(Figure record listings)

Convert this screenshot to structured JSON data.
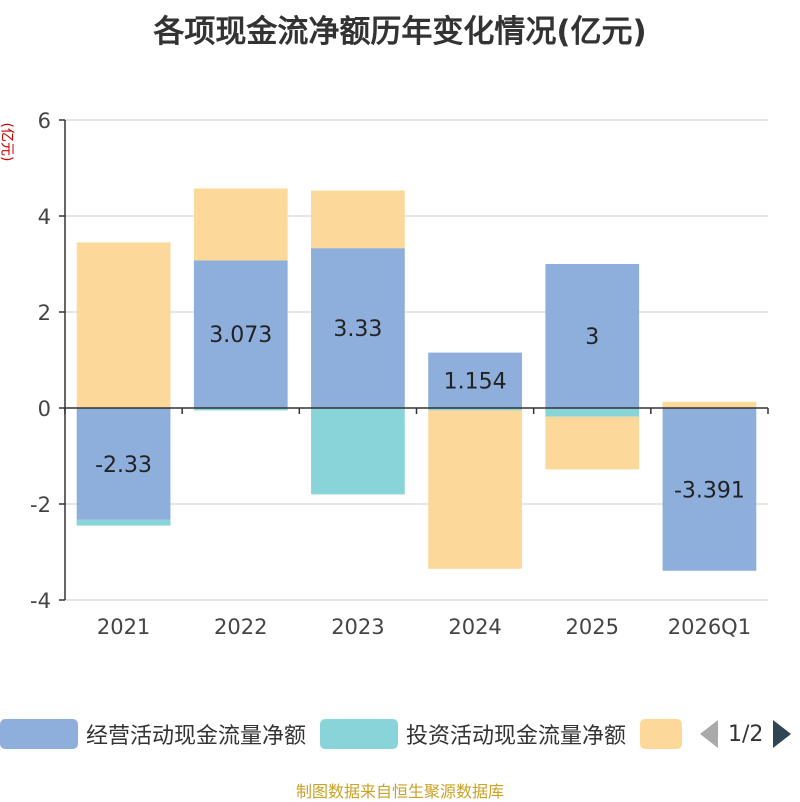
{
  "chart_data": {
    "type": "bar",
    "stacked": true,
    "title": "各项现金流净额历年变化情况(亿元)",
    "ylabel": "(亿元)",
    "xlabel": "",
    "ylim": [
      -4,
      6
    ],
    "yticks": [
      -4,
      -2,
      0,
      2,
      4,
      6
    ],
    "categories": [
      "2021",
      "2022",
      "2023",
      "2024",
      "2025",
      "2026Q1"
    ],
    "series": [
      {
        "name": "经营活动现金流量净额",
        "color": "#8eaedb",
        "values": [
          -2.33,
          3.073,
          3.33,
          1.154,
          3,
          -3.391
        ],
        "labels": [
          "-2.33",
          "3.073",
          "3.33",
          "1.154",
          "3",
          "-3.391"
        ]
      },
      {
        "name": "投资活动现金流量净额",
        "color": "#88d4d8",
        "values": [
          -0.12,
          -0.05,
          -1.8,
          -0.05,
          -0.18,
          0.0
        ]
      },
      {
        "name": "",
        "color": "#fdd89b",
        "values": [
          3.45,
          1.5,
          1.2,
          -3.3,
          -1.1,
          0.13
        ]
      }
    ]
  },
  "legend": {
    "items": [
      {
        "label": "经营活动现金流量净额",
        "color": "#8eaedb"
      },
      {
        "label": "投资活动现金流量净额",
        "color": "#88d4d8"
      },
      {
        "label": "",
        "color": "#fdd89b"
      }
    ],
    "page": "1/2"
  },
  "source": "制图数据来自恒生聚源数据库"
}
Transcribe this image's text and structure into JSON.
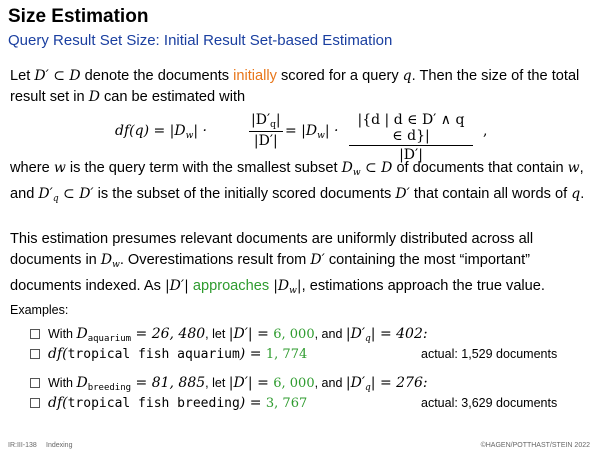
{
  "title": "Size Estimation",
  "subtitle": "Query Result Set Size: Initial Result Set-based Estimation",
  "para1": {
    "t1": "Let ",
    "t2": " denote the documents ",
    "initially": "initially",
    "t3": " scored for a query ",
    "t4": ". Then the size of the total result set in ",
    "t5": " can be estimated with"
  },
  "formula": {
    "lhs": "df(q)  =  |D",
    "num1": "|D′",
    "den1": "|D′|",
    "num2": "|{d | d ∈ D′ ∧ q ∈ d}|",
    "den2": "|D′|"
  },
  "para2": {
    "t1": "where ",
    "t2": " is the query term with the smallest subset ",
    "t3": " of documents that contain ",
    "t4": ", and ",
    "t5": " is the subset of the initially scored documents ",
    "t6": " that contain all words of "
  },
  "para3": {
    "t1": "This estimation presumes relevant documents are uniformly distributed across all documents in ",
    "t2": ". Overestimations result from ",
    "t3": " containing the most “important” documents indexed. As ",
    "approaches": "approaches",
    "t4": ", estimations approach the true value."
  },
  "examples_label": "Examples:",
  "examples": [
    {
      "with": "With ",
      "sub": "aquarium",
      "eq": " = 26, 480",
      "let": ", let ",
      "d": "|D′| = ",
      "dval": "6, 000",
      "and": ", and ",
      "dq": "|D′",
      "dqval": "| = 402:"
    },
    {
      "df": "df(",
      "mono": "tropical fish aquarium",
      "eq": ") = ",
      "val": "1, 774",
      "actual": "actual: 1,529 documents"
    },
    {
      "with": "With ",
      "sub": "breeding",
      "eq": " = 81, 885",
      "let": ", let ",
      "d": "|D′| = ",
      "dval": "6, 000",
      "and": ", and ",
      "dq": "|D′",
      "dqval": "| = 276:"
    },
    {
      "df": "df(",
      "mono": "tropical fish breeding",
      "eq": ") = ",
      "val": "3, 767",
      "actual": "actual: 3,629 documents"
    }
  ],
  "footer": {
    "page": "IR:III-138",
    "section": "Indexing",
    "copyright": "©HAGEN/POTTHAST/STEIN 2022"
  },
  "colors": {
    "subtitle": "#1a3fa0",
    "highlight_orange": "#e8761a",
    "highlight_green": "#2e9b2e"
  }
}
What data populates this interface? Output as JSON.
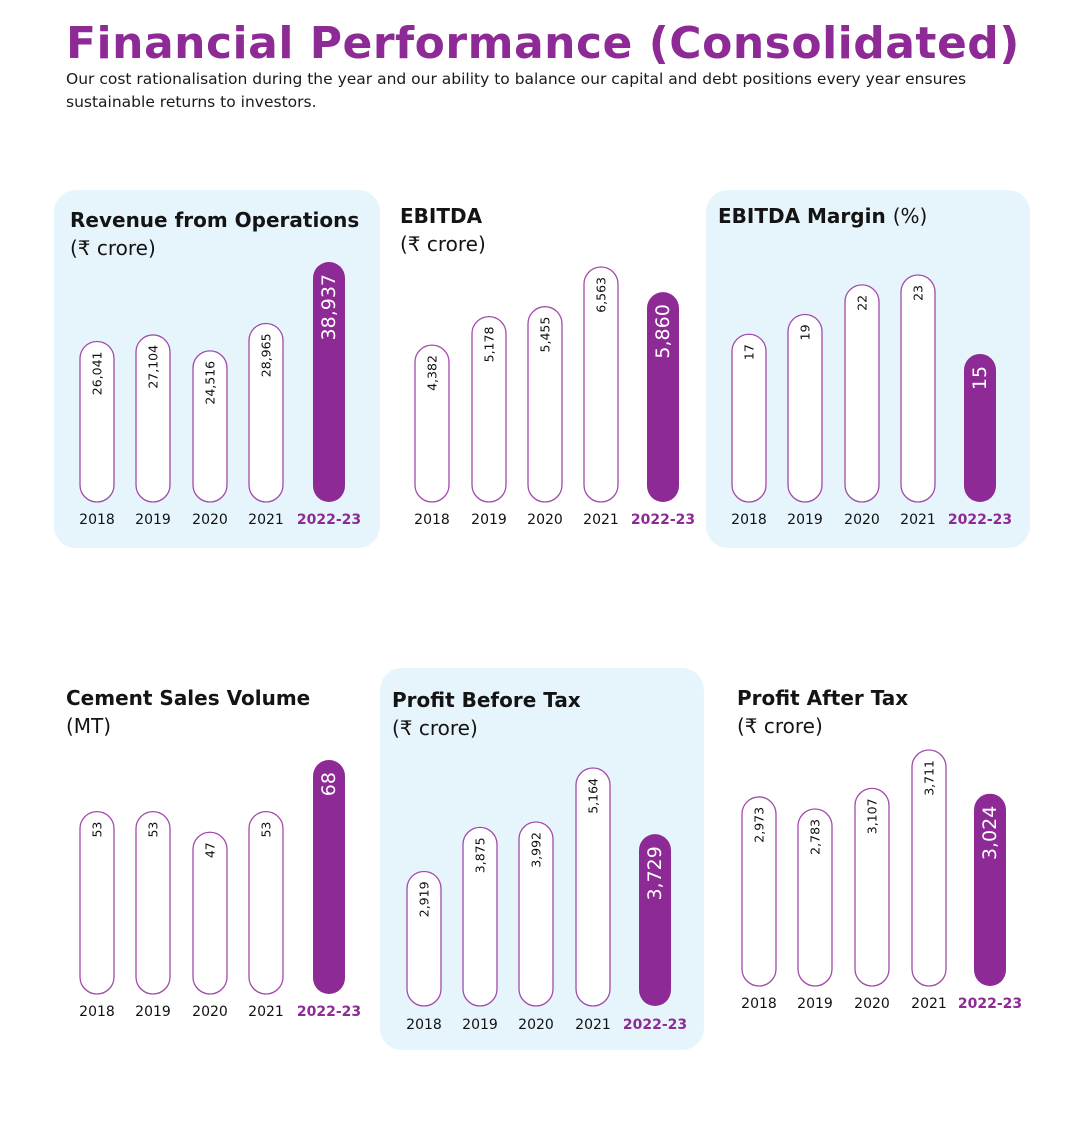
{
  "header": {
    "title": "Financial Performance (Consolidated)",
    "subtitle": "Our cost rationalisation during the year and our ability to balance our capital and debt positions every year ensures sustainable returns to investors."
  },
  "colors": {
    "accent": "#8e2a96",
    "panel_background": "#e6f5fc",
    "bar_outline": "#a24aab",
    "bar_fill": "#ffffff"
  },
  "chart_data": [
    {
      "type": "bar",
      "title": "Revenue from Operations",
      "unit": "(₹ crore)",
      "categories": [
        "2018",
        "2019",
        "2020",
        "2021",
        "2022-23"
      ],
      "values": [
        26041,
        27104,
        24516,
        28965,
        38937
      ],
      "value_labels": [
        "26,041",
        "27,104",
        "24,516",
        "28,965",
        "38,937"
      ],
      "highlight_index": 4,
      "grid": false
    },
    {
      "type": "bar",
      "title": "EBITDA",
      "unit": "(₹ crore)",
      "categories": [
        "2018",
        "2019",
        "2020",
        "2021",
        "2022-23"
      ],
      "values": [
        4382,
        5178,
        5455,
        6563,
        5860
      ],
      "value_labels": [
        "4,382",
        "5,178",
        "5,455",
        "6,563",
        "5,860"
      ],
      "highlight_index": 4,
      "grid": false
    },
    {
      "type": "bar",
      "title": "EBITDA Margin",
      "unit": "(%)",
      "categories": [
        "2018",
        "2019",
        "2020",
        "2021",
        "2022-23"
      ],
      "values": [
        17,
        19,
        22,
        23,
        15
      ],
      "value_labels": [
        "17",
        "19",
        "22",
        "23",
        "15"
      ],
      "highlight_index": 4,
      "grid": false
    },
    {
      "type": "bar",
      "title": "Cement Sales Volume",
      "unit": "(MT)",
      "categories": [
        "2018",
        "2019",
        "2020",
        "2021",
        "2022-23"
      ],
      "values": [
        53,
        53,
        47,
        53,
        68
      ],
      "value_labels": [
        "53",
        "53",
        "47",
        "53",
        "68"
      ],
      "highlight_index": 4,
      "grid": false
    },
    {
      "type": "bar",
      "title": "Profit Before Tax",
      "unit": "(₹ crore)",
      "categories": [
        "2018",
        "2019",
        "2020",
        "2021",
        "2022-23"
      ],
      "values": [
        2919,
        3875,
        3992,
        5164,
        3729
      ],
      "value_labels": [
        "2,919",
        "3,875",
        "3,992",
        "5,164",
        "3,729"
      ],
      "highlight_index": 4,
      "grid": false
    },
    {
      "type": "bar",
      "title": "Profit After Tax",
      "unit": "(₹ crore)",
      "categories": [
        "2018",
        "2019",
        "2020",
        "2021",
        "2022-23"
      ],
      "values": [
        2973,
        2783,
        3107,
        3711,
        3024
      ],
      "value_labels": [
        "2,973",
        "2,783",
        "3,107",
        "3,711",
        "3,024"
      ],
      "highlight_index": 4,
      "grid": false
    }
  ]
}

* Task details *
Your copy should match the entries exactly, minus the pictures.

* Result *
Convert this screenshot to structured JSON data.
{
  "chart_data": {
    "type": "bar",
    "stacked": true,
    "title": "各项现金流净额历年变化情况(亿元)",
    "ylabel": "(亿元)",
    "xlabel": "",
    "ylim": [
      -4,
      6
    ],
    "yticks": [
      -4,
      -2,
      0,
      2,
      4,
      6
    ],
    "categories": [
      "2021",
      "2022",
      "2023",
      "2024",
      "2025",
      "2026Q1"
    ],
    "series": [
      {
        "name": "经营活动现金流量净额",
        "color": "#8eaedb",
        "values": [
          -2.33,
          3.073,
          3.33,
          1.154,
          3,
          -3.391
        ],
        "labels": [
          "-2.33",
          "3.073",
          "3.33",
          "1.154",
          "3",
          "-3.391"
        ]
      },
      {
        "name": "投资活动现金流量净额",
        "color": "#88d4d8",
        "values": [
          -0.12,
          -0.05,
          -1.8,
          -0.05,
          -0.18,
          0.0
        ]
      },
      {
        "name": "",
        "color": "#fdd89b",
        "values": [
          3.45,
          1.5,
          1.2,
          -3.3,
          -1.1,
          0.13
        ]
      }
    ]
  },
  "legend": {
    "items": [
      {
        "label": "经营活动现金流量净额",
        "color": "#8eaedb"
      },
      {
        "label": "投资活动现金流量净额",
        "color": "#88d4d8"
      },
      {
        "label": "",
        "color": "#fdd89b"
      }
    ],
    "page": "1/2"
  },
  "source": "制图数据来自恒生聚源数据库"
}
Transcribe this image's text and structure into JSON.
{
  "title": "Size Estimation",
  "subtitle": "Query Result Set Size: Initial Result Set-based Estimation",
  "para1": {
    "t1": "Let ",
    "t2": " denote the documents ",
    "initially": "initially",
    "t3": " scored for a query ",
    "t4": ". Then the size of the total result set in ",
    "t5": " can be estimated with"
  },
  "formula": {
    "lhs": "df(q)  =  |D",
    "num1": "|D′",
    "den1": "|D′|",
    "num2": "|{d | d ∈ D′ ∧ q ∈ d}|",
    "den2": "|D′|"
  },
  "para2": {
    "t1": "where ",
    "t2": " is the query term with the smallest subset ",
    "t3": " of documents that contain ",
    "t4": ", and ",
    "t5": " is the subset of the initially scored documents ",
    "t6": " that contain all words of "
  },
  "para3": {
    "t1": "This estimation presumes relevant documents are uniformly distributed across all documents in ",
    "t2": ". Overestimations result from ",
    "t3": " containing the most “important” documents indexed. As ",
    "approaches": "approaches",
    "t4": ", estimations approach the true value."
  },
  "examples_label": "Examples:",
  "examples": [
    {
      "with": "With ",
      "sub": "aquarium",
      "eq": " = 26, 480",
      "let": ", let ",
      "d": "|D′| = ",
      "dval": "6, 000",
      "and": ", and ",
      "dq": "|D′",
      "dqval": "| = 402:"
    },
    {
      "df": "df(",
      "mono": "tropical fish aquarium",
      "eq": ") = ",
      "val": "1, 774",
      "actual": "actual: 1,529 documents"
    },
    {
      "with": "With ",
      "sub": "breeding",
      "eq": " = 81, 885",
      "let": ", let ",
      "d": "|D′| = ",
      "dval": "6, 000",
      "and": ", and ",
      "dq": "|D′",
      "dqval": "| = 276:"
    },
    {
      "df": "df(",
      "mono": "tropical fish breeding",
      "eq": ") = ",
      "val": "3, 767",
      "actual": "actual: 3,629 documents"
    }
  ],
  "footer": {
    "page": "IR:III-138",
    "section": "Indexing",
    "copyright": "©HAGEN/POTTHAST/STEIN 2022"
  },
  "colors": {
    "subtitle": "#1a3fa0",
    "highlight_orange": "#e8761a",
    "highlight_green": "#2e9b2e"
  }
}
What data populates this interface? Output as JSON.
{
  "header": {
    "title": "Financial Performance (Consolidated)",
    "subtitle": "Our cost rationalisation during the year and our ability to balance our capital and debt positions every year ensures sustainable returns to investors."
  },
  "colors": {
    "accent": "#8e2a96",
    "panel_background": "#e6f5fc",
    "bar_outline": "#a24aab",
    "bar_fill": "#ffffff"
  },
  "chart_data": [
    {
      "type": "bar",
      "title": "Revenue from Operations",
      "unit": "(₹ crore)",
      "categories": [
        "2018",
        "2019",
        "2020",
        "2021",
        "2022-23"
      ],
      "values": [
        26041,
        27104,
        24516,
        28965,
        38937
      ],
      "value_labels": [
        "26,041",
        "27,104",
        "24,516",
        "28,965",
        "38,937"
      ],
      "highlight_index": 4,
      "grid": false
    },
    {
      "type": "bar",
      "title": "EBITDA",
      "unit": "(₹ crore)",
      "categories": [
        "2018",
        "2019",
        "2020",
        "2021",
        "2022-23"
      ],
      "values": [
        4382,
        5178,
        5455,
        6563,
        5860
      ],
      "value_labels": [
        "4,382",
        "5,178",
        "5,455",
        "6,563",
        "5,860"
      ],
      "highlight_index": 4,
      "grid": false
    },
    {
      "type": "bar",
      "title": "EBITDA Margin",
      "unit": "(%)",
      "categories": [
        "2018",
        "2019",
        "2020",
        "2021",
        "2022-23"
      ],
      "values": [
        17,
        19,
        22,
        23,
        15
      ],
      "value_labels": [
        "17",
        "19",
        "22",
        "23",
        "15"
      ],
      "highlight_index": 4,
      "grid": false
    },
    {
      "type": "bar",
      "title": "Cement Sales Volume",
      "unit": "(MT)",
      "categories": [
        "2018",
        "2019",
        "2020",
        "2021",
        "2022-23"
      ],
      "values": [
        53,
        53,
        47,
        53,
        68
      ],
      "value_labels": [
        "53",
        "53",
        "47",
        "53",
        "68"
      ],
      "highlight_index": 4,
      "grid": false
    },
    {
      "type": "bar",
      "title": "Profit Before Tax",
      "unit": "(₹ crore)",
      "categories": [
        "2018",
        "2019",
        "2020",
        "2021",
        "2022-23"
      ],
      "values": [
        2919,
        3875,
        3992,
        5164,
        3729
      ],
      "value_labels": [
        "2,919",
        "3,875",
        "3,992",
        "5,164",
        "3,729"
      ],
      "highlight_index": 4,
      "grid": false
    },
    {
      "type": "bar",
      "title": "Profit After Tax",
      "unit": "(₹ crore)",
      "categories": [
        "2018",
        "2019",
        "2020",
        "2021",
        "2022-23"
      ],
      "values": [
        2973,
        2783,
        3107,
        3711,
        3024
      ],
      "value_labels": [
        "2,973",
        "2,783",
        "3,107",
        "3,711",
        "3,024"
      ],
      "highlight_index": 4,
      "grid": false
    }
  ]
}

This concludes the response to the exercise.